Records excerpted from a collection
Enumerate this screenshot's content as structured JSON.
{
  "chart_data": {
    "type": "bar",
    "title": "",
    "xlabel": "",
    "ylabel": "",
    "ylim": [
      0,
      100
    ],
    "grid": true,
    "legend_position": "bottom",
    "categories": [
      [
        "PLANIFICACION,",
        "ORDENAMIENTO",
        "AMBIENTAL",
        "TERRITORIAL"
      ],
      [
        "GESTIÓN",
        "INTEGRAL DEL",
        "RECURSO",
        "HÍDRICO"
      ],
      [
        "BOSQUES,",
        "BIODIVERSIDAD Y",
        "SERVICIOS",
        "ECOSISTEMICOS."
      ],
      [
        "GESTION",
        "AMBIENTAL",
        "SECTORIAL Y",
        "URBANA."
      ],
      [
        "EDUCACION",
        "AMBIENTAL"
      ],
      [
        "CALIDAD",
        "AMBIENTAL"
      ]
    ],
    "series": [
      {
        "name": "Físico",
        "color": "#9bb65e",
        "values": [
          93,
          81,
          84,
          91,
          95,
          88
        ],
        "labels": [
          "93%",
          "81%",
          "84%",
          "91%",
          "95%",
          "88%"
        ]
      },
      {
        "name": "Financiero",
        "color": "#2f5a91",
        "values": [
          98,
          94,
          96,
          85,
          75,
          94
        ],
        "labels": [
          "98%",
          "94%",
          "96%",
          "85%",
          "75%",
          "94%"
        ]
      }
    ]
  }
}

GIVEN PROBLEM -> Extract the entries above verbatim.

EXPECTED OUTPUT ->
Enumerate this screenshot's content as structured JSON.
{
  "chart_data": {
    "type": "bar",
    "title": "",
    "xlabel": "",
    "ylabel": "",
    "ylim": [
      0,
      100
    ],
    "grid": true,
    "legend_position": "bottom",
    "categories": [
      [
        "PLANIFICACION,",
        "ORDENAMIENTO",
        "AMBIENTAL",
        "TERRITORIAL"
      ],
      [
        "GESTIÓN",
        "INTEGRAL DEL",
        "RECURSO",
        "HÍDRICO"
      ],
      [
        "BOSQUES,",
        "BIODIVERSIDAD Y",
        "SERVICIOS",
        "ECOSISTEMICOS."
      ],
      [
        "GESTION",
        "AMBIENTAL",
        "SECTORIAL Y",
        "URBANA."
      ],
      [
        "EDUCACION",
        "AMBIENTAL"
      ],
      [
        "CALIDAD",
        "AMBIENTAL"
      ]
    ],
    "series": [
      {
        "name": "Físico",
        "color": "#9bb65e",
        "values": [
          93,
          81,
          84,
          91,
          95,
          88
        ],
        "labels": [
          "93%",
          "81%",
          "84%",
          "91%",
          "95%",
          "88%"
        ]
      },
      {
        "name": "Financiero",
        "color": "#2f5a91",
        "values": [
          98,
          94,
          96,
          85,
          75,
          94
        ],
        "labels": [
          "98%",
          "94%",
          "96%",
          "85%",
          "75%",
          "94%"
        ]
      }
    ]
  }
}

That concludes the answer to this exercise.